[Exercise description]
Can you print the data exactly and leave out each image?

[Listed records]
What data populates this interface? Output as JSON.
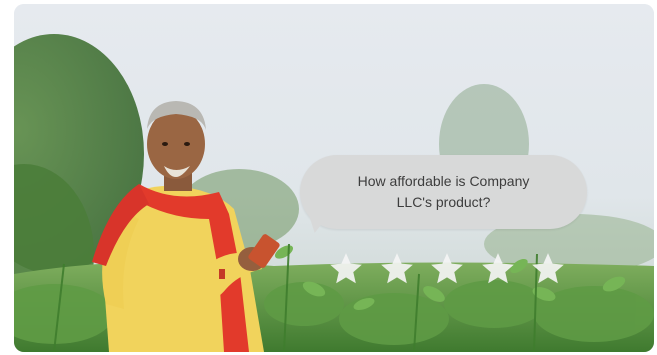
{
  "prompt": {
    "question": "How affordable is Company LLC's product?"
  },
  "rating": {
    "max_stars": 5,
    "selected": 0,
    "star_color": "#f4f4f4"
  },
  "photo": {
    "subject": "farmer-with-phone",
    "scarf_color": "#e23a2b",
    "shirt_color": "#f2d55a",
    "field_color": "#5f9b45",
    "sky_color": "#e3e8ed"
  }
}
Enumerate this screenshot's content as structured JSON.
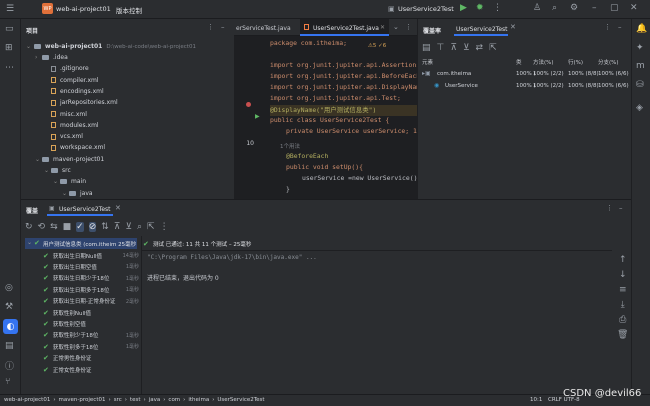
{
  "titlebar": {
    "logo": "WP",
    "project": "web-ai-project01",
    "vcs": "版本控制",
    "run_config": "UserService2Test"
  },
  "project_panel": {
    "title": "项目",
    "root": "web-ai-project01",
    "root_path": "D:\\web-ai-code\\web-ai-project01",
    "items": [
      {
        "label": ".idea",
        "kind": "folder"
      },
      {
        "label": ".gitignore",
        "kind": "file"
      },
      {
        "label": "compiler.xml",
        "kind": "xml"
      },
      {
        "label": "encodings.xml",
        "kind": "xml"
      },
      {
        "label": "jarRepositories.xml",
        "kind": "xml"
      },
      {
        "label": "misc.xml",
        "kind": "xml"
      },
      {
        "label": "modules.xml",
        "kind": "xml"
      },
      {
        "label": "vcs.xml",
        "kind": "xml"
      },
      {
        "label": "workspace.xml",
        "kind": "xml"
      },
      {
        "label": "maven-project01",
        "kind": "folder"
      },
      {
        "label": "src",
        "kind": "folder"
      },
      {
        "label": "main",
        "kind": "folder"
      },
      {
        "label": "java",
        "kind": "folder"
      }
    ]
  },
  "editor": {
    "tabs": [
      "erServiceTest.java",
      "UserService2Test.java"
    ],
    "inspection": "⚠5 ✓6",
    "lines": [
      {
        "n": "",
        "t": "package com.itheima;"
      },
      {
        "n": "",
        "t": "import org.junit.jupiter.api.Assertions"
      },
      {
        "n": "",
        "t": "import org.junit.jupiter.api.BeforeEach"
      },
      {
        "n": "",
        "t": "import org.junit.jupiter.api.DisplayName"
      },
      {
        "n": "",
        "t": "import org.junit.jupiter.api.Test;"
      },
      {
        "n": "",
        "t": "@DisplayName(\"用户测试信息类\")"
      },
      {
        "n": "",
        "t": "public class UserService2Test {"
      },
      {
        "n": "",
        "t": "private UserService userService;  12"
      },
      {
        "n": "10",
        "t": ""
      },
      {
        "n": "",
        "t": "@BeforeEach"
      },
      {
        "n": "",
        "t": "public void setUp(){"
      },
      {
        "n": "",
        "t": "userService =new UserService();"
      },
      {
        "n": "",
        "t": "}"
      }
    ],
    "usage_hint": "1个用法"
  },
  "coverage": {
    "title": "覆盖率",
    "tab": "UserService2Test",
    "headers": [
      "元素",
      "类",
      "方法(%)",
      "行(%)",
      "分支(%)"
    ],
    "rows": [
      {
        "name": "com.itheima",
        "cls": "100% (",
        "method": "100% (2/2)",
        "line": "100% (8/8)",
        "branch": "100% (6/6)"
      },
      {
        "name": "UserService",
        "cls": "100% (",
        "method": "100% (2/2)",
        "line": "100% (8/8)",
        "branch": "100% (6/6)"
      }
    ]
  },
  "run": {
    "title": "覆盖",
    "tab": "UserService2Test",
    "root_test": "用户测试信息类 (com.itheim 25毫秒",
    "tests": [
      {
        "name": "获取出生日期Null值",
        "time": "14毫秒"
      },
      {
        "name": "获取出生日期空值",
        "time": "1毫秒"
      },
      {
        "name": "获取出生日期少于18位",
        "time": "1毫秒"
      },
      {
        "name": "获取出生日期多于18位",
        "time": "1毫秒"
      },
      {
        "name": "获取出生日期-正常身份证",
        "time": "2毫秒"
      },
      {
        "name": "获取性别Null值",
        "time": ""
      },
      {
        "name": "获取性别空值",
        "time": ""
      },
      {
        "name": "获取性别少于18位",
        "time": "1毫秒"
      },
      {
        "name": "获取性别多于18位",
        "time": "1毫秒"
      },
      {
        "name": "正常男性身份证",
        "time": ""
      },
      {
        "name": "正常女性身份证",
        "time": ""
      }
    ],
    "summary": "测试 已通过: 11 共 11 个测试 – 25毫秒",
    "console": [
      "\"C:\\Program Files\\Java\\jdk-17\\bin\\java.exe\" ...",
      "进程已结束，退出代码为 0"
    ]
  },
  "status": {
    "breadcrumbs": [
      "web-ai-project01",
      "maven-project01",
      "src",
      "test",
      "java",
      "com",
      "itheima",
      "UserService2Test"
    ],
    "position": "10:1",
    "encoding": "CRLF  UTF-8",
    "watermark": "CSDN @devil66"
  }
}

[Answer in full]
What data populates this interface? Output as JSON.
{
  "prompt": {
    "question": "How affordable is Company LLC's product?"
  },
  "rating": {
    "max_stars": 5,
    "selected": 0,
    "star_color": "#f4f4f4"
  },
  "photo": {
    "subject": "farmer-with-phone",
    "scarf_color": "#e23a2b",
    "shirt_color": "#f2d55a",
    "field_color": "#5f9b45",
    "sky_color": "#e3e8ed"
  }
}
Enumerate this screenshot's content as structured JSON.
{
  "titlebar": {
    "logo": "WP",
    "project": "web-ai-project01",
    "vcs": "版本控制",
    "run_config": "UserService2Test"
  },
  "project_panel": {
    "title": "项目",
    "root": "web-ai-project01",
    "root_path": "D:\\web-ai-code\\web-ai-project01",
    "items": [
      {
        "label": ".idea",
        "kind": "folder"
      },
      {
        "label": ".gitignore",
        "kind": "file"
      },
      {
        "label": "compiler.xml",
        "kind": "xml"
      },
      {
        "label": "encodings.xml",
        "kind": "xml"
      },
      {
        "label": "jarRepositories.xml",
        "kind": "xml"
      },
      {
        "label": "misc.xml",
        "kind": "xml"
      },
      {
        "label": "modules.xml",
        "kind": "xml"
      },
      {
        "label": "vcs.xml",
        "kind": "xml"
      },
      {
        "label": "workspace.xml",
        "kind": "xml"
      },
      {
        "label": "maven-project01",
        "kind": "folder"
      },
      {
        "label": "src",
        "kind": "folder"
      },
      {
        "label": "main",
        "kind": "folder"
      },
      {
        "label": "java",
        "kind": "folder"
      }
    ]
  },
  "editor": {
    "tabs": [
      "erServiceTest.java",
      "UserService2Test.java"
    ],
    "inspection": "⚠5 ✓6",
    "lines": [
      {
        "n": "",
        "t": "package com.itheima;"
      },
      {
        "n": "",
        "t": "import org.junit.jupiter.api.Assertions"
      },
      {
        "n": "",
        "t": "import org.junit.jupiter.api.BeforeEach"
      },
      {
        "n": "",
        "t": "import org.junit.jupiter.api.DisplayName"
      },
      {
        "n": "",
        "t": "import org.junit.jupiter.api.Test;"
      },
      {
        "n": "",
        "t": "@DisplayName(\"用户测试信息类\")"
      },
      {
        "n": "",
        "t": "public class UserService2Test {"
      },
      {
        "n": "",
        "t": "private UserService userService;  12"
      },
      {
        "n": "10",
        "t": ""
      },
      {
        "n": "",
        "t": "@BeforeEach"
      },
      {
        "n": "",
        "t": "public void setUp(){"
      },
      {
        "n": "",
        "t": "userService =new UserService();"
      },
      {
        "n": "",
        "t": "}"
      }
    ],
    "usage_hint": "1个用法"
  },
  "coverage": {
    "title": "覆盖率",
    "tab": "UserService2Test",
    "headers": [
      "元素",
      "类",
      "方法(%)",
      "行(%)",
      "分支(%)"
    ],
    "rows": [
      {
        "name": "com.itheima",
        "cls": "100% (",
        "method": "100% (2/2)",
        "line": "100% (8/8)",
        "branch": "100% (6/6)"
      },
      {
        "name": "UserService",
        "cls": "100% (",
        "method": "100% (2/2)",
        "line": "100% (8/8)",
        "branch": "100% (6/6)"
      }
    ]
  },
  "run": {
    "title": "覆盖",
    "tab": "UserService2Test",
    "root_test": "用户测试信息类 (com.itheim 25毫秒",
    "tests": [
      {
        "name": "获取出生日期Null值",
        "time": "14毫秒"
      },
      {
        "name": "获取出生日期空值",
        "time": "1毫秒"
      },
      {
        "name": "获取出生日期少于18位",
        "time": "1毫秒"
      },
      {
        "name": "获取出生日期多于18位",
        "time": "1毫秒"
      },
      {
        "name": "获取出生日期-正常身份证",
        "time": "2毫秒"
      },
      {
        "name": "获取性别Null值",
        "time": ""
      },
      {
        "name": "获取性别空值",
        "time": ""
      },
      {
        "name": "获取性别少于18位",
        "time": "1毫秒"
      },
      {
        "name": "获取性别多于18位",
        "time": "1毫秒"
      },
      {
        "name": "正常男性身份证",
        "time": ""
      },
      {
        "name": "正常女性身份证",
        "time": ""
      }
    ],
    "summary": "测试 已通过: 11 共 11 个测试 – 25毫秒",
    "console": [
      "\"C:\\Program Files\\Java\\jdk-17\\bin\\java.exe\" ...",
      "进程已结束，退出代码为 0"
    ]
  },
  "status": {
    "breadcrumbs": [
      "web-ai-project01",
      "maven-project01",
      "src",
      "test",
      "java",
      "com",
      "itheima",
      "UserService2Test"
    ],
    "position": "10:1",
    "encoding": "CRLF  UTF-8",
    "watermark": "CSDN @devil66"
  }
}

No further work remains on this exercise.